:: RECORDS SHOWN
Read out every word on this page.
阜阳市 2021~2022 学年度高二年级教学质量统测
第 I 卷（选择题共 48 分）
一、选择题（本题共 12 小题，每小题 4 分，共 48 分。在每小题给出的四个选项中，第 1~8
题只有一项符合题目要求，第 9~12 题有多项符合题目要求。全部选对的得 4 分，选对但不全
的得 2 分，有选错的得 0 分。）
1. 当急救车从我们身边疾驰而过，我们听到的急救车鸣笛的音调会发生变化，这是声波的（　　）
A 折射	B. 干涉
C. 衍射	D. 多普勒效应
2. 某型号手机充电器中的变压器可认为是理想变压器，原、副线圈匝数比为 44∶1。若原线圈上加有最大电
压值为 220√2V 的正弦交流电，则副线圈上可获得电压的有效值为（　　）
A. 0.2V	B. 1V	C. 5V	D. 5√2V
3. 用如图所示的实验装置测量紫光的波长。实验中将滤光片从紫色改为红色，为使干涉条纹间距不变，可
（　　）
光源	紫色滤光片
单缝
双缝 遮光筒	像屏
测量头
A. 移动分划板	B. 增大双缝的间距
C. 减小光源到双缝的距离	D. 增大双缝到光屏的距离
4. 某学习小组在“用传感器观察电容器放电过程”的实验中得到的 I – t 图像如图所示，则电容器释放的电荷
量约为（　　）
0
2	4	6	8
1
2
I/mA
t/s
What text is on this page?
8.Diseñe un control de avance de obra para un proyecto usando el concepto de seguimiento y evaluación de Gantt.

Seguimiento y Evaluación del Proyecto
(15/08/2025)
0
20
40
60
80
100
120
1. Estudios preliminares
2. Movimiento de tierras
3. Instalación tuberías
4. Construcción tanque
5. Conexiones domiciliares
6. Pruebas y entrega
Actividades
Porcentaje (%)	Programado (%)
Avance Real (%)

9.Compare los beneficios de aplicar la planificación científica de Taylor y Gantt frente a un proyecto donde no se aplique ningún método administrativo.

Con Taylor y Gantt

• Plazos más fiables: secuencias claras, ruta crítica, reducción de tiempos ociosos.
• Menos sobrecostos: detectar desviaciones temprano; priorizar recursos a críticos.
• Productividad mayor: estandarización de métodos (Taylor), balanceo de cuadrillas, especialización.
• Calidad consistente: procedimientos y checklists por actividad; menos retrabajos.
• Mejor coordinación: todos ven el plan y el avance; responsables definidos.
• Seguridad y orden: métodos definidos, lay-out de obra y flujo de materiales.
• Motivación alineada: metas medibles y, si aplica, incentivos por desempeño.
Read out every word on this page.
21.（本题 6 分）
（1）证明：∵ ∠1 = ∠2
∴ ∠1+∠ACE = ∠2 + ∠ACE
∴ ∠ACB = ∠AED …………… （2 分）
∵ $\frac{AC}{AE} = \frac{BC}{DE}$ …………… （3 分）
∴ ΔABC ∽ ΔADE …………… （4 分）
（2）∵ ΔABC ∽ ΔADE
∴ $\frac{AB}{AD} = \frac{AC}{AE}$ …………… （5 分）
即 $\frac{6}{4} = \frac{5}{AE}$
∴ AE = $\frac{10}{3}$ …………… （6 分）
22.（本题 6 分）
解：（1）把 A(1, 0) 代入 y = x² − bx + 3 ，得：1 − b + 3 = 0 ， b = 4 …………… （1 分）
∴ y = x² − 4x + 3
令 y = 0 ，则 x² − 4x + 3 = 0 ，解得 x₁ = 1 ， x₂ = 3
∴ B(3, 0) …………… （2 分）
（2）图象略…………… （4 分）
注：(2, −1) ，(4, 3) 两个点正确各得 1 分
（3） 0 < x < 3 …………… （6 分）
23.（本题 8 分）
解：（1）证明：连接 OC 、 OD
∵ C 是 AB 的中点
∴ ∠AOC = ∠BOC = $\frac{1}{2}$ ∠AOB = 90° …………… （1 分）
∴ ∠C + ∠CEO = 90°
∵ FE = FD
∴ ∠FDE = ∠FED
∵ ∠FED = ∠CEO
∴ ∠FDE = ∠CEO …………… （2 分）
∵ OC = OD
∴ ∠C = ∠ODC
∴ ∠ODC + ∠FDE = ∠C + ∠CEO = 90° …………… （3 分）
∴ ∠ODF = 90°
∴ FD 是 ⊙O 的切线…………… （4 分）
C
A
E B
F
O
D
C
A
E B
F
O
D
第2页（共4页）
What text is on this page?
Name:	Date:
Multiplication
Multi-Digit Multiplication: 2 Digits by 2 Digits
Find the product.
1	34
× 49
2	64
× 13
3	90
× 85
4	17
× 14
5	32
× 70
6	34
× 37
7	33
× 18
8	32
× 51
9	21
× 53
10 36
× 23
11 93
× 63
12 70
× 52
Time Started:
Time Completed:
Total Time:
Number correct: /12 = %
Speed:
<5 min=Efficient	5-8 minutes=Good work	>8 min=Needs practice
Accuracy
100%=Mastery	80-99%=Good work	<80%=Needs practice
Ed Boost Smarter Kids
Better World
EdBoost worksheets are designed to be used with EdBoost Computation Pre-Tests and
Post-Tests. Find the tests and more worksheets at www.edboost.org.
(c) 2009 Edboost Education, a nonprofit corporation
::::
WORK TO DO
Copy each line of the records above that carries the word "Find".

SOLUTION TO THIS EXERCISE
Find the product.
Post-Tests. Find the tests and more worksheets at www.edboost.org.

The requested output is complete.